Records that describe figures
....................
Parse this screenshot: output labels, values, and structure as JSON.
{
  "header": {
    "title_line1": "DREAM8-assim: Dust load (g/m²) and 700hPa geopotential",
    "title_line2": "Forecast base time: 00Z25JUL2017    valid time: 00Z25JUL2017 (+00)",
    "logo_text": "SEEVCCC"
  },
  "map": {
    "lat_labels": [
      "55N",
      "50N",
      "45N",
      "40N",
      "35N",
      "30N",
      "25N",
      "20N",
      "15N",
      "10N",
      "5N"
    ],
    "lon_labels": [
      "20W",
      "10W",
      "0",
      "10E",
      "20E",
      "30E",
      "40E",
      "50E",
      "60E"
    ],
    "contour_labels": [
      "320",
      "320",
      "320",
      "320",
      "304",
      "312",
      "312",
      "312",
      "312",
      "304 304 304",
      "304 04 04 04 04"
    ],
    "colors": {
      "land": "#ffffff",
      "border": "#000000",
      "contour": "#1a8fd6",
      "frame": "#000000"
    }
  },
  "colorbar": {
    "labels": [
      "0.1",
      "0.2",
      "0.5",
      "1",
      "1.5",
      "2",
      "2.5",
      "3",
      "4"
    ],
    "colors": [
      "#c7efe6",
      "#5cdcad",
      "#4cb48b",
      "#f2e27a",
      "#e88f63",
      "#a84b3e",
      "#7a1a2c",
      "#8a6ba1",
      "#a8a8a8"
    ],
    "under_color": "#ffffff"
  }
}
....................
REQUEST |
Write the listing out again, exactly as shown above.

RESPONSE FOR THIS EXERCISE |
Parse this screenshot: output labels, values, and structure as JSON.
{
  "header": {
    "title_line1": "DREAM8-assim: Dust load (g/m²) and 700hPa geopotential",
    "title_line2": "Forecast base time: 00Z25JUL2017    valid time: 00Z25JUL2017 (+00)",
    "logo_text": "SEEVCCC"
  },
  "map": {
    "lat_labels": [
      "55N",
      "50N",
      "45N",
      "40N",
      "35N",
      "30N",
      "25N",
      "20N",
      "15N",
      "10N",
      "5N"
    ],
    "lon_labels": [
      "20W",
      "10W",
      "0",
      "10E",
      "20E",
      "30E",
      "40E",
      "50E",
      "60E"
    ],
    "contour_labels": [
      "320",
      "320",
      "320",
      "320",
      "304",
      "312",
      "312",
      "312",
      "312",
      "304 304 304",
      "304 04 04 04 04"
    ],
    "colors": {
      "land": "#ffffff",
      "border": "#000000",
      "contour": "#1a8fd6",
      "frame": "#000000"
    }
  },
  "colorbar": {
    "labels": [
      "0.1",
      "0.2",
      "0.5",
      "1",
      "1.5",
      "2",
      "2.5",
      "3",
      "4"
    ],
    "colors": [
      "#c7efe6",
      "#5cdcad",
      "#4cb48b",
      "#f2e27a",
      "#e88f63",
      "#a84b3e",
      "#7a1a2c",
      "#8a6ba1",
      "#a8a8a8"
    ],
    "under_color": "#ffffff"
  }
}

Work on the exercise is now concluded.